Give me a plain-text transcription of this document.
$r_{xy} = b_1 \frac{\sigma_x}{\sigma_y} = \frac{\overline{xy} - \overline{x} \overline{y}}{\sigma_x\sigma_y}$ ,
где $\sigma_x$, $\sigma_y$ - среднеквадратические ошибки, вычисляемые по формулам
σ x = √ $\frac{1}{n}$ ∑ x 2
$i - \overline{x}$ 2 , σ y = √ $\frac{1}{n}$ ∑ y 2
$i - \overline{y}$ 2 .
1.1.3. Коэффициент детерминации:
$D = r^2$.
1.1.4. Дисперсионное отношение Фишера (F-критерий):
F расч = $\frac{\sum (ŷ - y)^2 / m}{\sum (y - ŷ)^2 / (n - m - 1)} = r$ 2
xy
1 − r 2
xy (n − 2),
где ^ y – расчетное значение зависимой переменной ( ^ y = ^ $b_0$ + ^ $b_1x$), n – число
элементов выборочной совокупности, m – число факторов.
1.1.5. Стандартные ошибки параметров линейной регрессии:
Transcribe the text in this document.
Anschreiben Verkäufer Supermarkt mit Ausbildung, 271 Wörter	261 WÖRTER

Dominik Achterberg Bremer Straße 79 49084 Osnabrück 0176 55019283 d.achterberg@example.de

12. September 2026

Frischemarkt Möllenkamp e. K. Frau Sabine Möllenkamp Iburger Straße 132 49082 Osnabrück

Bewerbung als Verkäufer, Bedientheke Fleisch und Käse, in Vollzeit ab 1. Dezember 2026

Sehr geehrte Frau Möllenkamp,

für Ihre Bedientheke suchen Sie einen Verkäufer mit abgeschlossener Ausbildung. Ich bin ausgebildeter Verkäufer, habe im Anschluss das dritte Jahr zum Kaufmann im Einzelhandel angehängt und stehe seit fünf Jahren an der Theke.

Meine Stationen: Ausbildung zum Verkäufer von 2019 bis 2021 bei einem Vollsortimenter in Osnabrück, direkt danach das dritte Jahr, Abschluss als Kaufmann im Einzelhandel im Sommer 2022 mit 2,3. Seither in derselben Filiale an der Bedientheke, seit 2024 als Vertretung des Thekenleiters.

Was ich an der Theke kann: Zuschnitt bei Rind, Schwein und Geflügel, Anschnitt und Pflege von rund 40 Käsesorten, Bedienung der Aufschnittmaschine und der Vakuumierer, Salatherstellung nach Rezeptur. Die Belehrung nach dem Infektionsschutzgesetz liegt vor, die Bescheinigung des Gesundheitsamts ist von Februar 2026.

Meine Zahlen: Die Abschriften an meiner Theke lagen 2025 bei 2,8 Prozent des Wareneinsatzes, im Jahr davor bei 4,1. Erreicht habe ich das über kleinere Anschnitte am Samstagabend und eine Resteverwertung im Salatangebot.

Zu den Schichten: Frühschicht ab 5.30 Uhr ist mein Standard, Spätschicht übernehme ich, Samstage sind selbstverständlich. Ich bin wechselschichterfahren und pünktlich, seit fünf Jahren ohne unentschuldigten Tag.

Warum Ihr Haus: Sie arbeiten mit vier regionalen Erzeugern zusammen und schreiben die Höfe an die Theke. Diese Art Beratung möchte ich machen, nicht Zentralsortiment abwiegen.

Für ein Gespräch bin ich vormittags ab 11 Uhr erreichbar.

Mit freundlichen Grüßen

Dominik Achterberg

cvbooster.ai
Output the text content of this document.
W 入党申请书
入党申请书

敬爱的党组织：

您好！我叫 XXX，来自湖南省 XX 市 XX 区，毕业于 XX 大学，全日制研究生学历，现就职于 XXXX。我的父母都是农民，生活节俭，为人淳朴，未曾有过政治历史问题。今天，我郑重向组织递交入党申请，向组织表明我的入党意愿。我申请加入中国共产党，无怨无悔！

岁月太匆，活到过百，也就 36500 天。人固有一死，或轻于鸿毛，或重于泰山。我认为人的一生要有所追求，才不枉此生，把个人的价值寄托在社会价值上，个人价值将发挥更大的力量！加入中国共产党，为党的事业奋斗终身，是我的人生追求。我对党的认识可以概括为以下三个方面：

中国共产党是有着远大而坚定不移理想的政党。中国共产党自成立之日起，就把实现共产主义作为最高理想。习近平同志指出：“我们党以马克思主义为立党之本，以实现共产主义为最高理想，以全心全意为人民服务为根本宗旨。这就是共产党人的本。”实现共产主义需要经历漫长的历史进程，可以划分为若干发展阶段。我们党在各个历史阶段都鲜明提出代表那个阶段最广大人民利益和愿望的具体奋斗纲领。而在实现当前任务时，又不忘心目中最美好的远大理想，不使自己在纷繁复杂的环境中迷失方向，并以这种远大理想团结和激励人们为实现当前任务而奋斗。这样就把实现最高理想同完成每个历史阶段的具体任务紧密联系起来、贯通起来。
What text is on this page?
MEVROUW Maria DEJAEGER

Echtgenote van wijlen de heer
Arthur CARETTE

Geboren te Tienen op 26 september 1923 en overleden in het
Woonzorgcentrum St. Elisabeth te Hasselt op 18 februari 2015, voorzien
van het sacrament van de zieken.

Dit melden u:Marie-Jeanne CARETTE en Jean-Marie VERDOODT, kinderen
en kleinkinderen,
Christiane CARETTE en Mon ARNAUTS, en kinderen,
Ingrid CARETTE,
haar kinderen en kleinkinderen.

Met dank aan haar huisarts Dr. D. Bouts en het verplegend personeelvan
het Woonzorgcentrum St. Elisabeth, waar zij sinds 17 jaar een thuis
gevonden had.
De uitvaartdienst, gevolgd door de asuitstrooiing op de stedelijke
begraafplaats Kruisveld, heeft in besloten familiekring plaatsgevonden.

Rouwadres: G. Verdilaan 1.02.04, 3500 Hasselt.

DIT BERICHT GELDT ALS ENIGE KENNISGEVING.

> **TASK DESCRIPTION**:
Reply with one number only, the count of lines above that hold the string "CARETTE".

> **EXPECTED ANSWER**:
4